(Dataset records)
----

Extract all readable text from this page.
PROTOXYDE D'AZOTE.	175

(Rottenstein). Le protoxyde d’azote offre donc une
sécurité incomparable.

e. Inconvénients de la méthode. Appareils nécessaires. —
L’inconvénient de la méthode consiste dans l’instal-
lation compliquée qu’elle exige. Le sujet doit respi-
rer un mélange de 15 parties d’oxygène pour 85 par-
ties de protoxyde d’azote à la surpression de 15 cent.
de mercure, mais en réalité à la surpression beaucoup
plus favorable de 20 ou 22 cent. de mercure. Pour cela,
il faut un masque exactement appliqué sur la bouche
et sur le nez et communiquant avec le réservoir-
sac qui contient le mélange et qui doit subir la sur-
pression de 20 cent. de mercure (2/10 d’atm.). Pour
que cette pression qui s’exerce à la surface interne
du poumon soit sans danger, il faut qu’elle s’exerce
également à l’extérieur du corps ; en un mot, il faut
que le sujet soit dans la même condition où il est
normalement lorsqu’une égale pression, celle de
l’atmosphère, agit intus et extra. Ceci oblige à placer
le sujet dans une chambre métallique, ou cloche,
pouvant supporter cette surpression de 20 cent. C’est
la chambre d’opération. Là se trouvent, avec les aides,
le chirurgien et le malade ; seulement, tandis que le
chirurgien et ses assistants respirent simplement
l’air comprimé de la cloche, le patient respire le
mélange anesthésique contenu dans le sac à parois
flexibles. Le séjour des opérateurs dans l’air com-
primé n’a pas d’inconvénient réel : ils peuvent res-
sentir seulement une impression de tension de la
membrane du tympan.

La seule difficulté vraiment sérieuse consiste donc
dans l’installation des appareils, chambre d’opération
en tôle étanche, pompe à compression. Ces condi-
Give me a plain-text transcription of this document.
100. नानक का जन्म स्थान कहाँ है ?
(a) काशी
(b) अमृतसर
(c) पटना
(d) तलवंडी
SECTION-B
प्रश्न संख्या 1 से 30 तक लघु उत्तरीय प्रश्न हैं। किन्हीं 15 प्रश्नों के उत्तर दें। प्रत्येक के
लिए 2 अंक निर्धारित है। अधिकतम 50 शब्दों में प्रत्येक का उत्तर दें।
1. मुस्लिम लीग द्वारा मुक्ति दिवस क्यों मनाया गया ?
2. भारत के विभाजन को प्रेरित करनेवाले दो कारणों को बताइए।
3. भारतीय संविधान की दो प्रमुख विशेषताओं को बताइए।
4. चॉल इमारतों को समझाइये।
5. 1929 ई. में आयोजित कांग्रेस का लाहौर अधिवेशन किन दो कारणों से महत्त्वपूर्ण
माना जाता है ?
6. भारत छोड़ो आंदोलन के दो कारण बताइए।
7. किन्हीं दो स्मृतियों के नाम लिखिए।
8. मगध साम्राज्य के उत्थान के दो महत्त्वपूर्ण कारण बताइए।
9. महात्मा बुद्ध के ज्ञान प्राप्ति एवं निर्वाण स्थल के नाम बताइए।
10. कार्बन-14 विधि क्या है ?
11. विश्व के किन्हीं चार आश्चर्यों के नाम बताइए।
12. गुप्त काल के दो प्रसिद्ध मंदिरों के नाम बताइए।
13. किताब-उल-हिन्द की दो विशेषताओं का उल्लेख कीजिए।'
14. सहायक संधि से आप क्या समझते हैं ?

----

What to produce
Output all of the data above without any alteration.

The answer
Extract all readable text from this page.
PROTOXYDE D'AZOTE.	175

(Rottenstein). Le protoxyde d’azote offre donc une
sécurité incomparable.

e. Inconvénients de la méthode. Appareils nécessaires. —
L’inconvénient de la méthode consiste dans l’instal-
lation compliquée qu’elle exige. Le sujet doit respi-
rer un mélange de 15 parties d’oxygène pour 85 par-
ties de protoxyde d’azote à la surpression de 15 cent.
de mercure, mais en réalité à la surpression beaucoup
plus favorable de 20 ou 22 cent. de mercure. Pour cela,
il faut un masque exactement appliqué sur la bouche
et sur le nez et communiquant avec le réservoir-
sac qui contient le mélange et qui doit subir la sur-
pression de 20 cent. de mercure (2/10 d’atm.). Pour
que cette pression qui s’exerce à la surface interne
du poumon soit sans danger, il faut qu’elle s’exerce
également à l’extérieur du corps ; en un mot, il faut
que le sujet soit dans la même condition où il est
normalement lorsqu’une égale pression, celle de
l’atmosphère, agit intus et extra. Ceci oblige à placer
le sujet dans une chambre métallique, ou cloche,
pouvant supporter cette surpression de 20 cent. C’est
la chambre d’opération. Là se trouvent, avec les aides,
le chirurgien et le malade ; seulement, tandis que le
chirurgien et ses assistants respirent simplement
l’air comprimé de la cloche, le patient respire le
mélange anesthésique contenu dans le sac à parois
flexibles. Le séjour des opérateurs dans l’air com-
primé n’a pas d’inconvénient réel : ils peuvent res-
sentir seulement une impression de tension de la
membrane du tympan.

La seule difficulté vraiment sérieuse consiste donc
dans l’installation des appareils, chambre d’opération
en tôle étanche, pompe à compression. Ces condi-
Give me a plain-text transcription of this document.
100. नानक का जन्म स्थान कहाँ है ?
(a) काशी
(b) अमृतसर
(c) पटना
(d) तलवंडी
SECTION-B
प्रश्न संख्या 1 से 30 तक लघु उत्तरीय प्रश्न हैं। किन्हीं 15 प्रश्नों के उत्तर दें। प्रत्येक के
लिए 2 अंक निर्धारित है। अधिकतम 50 शब्दों में प्रत्येक का उत्तर दें।
1. मुस्लिम लीग द्वारा मुक्ति दिवस क्यों मनाया गया ?
2. भारत के विभाजन को प्रेरित करनेवाले दो कारणों को बताइए।
3. भारतीय संविधान की दो प्रमुख विशेषताओं को बताइए।
4. चॉल इमारतों को समझाइये।
5. 1929 ई. में आयोजित कांग्रेस का लाहौर अधिवेशन किन दो कारणों से महत्त्वपूर्ण
माना जाता है ?
6. भारत छोड़ो आंदोलन के दो कारण बताइए।
7. किन्हीं दो स्मृतियों के नाम लिखिए।
8. मगध साम्राज्य के उत्थान के दो महत्त्वपूर्ण कारण बताइए।
9. महात्मा बुद्ध के ज्ञान प्राप्ति एवं निर्वाण स्थल के नाम बताइए।
10. कार्बन-14 विधि क्या है ?
11. विश्व के किन्हीं चार आश्चर्यों के नाम बताइए।
12. गुप्त काल के दो प्रसिद्ध मंदिरों के नाम बताइए।
13. किताब-उल-हिन्द की दो विशेषताओं का उल्लेख कीजिए।'
14. सहायक संधि से आप क्या समझते हैं ?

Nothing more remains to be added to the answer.